-- START Rows --

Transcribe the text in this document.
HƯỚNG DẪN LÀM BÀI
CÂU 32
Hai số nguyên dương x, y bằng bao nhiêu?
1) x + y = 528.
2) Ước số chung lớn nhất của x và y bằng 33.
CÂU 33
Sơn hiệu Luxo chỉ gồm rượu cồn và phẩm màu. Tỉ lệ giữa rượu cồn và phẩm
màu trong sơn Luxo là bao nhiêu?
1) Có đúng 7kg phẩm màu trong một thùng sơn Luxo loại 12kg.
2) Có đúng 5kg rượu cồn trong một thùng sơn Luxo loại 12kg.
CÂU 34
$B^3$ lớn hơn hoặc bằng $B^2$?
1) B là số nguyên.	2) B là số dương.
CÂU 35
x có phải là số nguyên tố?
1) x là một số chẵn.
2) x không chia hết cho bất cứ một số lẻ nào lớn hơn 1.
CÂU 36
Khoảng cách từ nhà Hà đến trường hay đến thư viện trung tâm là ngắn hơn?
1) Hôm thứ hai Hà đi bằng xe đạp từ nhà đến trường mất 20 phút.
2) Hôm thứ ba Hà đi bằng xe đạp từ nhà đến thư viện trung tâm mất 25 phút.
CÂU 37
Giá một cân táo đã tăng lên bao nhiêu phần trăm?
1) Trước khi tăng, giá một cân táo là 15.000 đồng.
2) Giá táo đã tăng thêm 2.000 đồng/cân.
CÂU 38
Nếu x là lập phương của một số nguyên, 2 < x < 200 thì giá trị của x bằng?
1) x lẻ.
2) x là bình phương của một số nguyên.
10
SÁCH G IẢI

-- END Rows --

Task objective
What is the number of lines in the records that contain the word "nhiêu"? Answer with the number and nothing else.

The output
3